- **Raw records**:
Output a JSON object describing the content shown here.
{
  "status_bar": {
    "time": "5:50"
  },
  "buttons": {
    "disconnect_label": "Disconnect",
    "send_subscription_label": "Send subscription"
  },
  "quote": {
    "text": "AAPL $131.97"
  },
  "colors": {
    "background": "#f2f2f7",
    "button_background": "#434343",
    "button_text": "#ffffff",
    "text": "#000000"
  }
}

- **Stated goal**: Exact output of every entry is required.

- **Response for this exercise**:
Output a JSON object describing the content shown here.
{
  "status_bar": {
    "time": "5:50"
  },
  "buttons": {
    "disconnect_label": "Disconnect",
    "send_subscription_label": "Send subscription"
  },
  "quote": {
    "text": "AAPL $131.97"
  },
  "colors": {
    "background": "#f2f2f7",
    "button_background": "#434343",
    "button_text": "#ffffff",
    "text": "#000000"
  }
}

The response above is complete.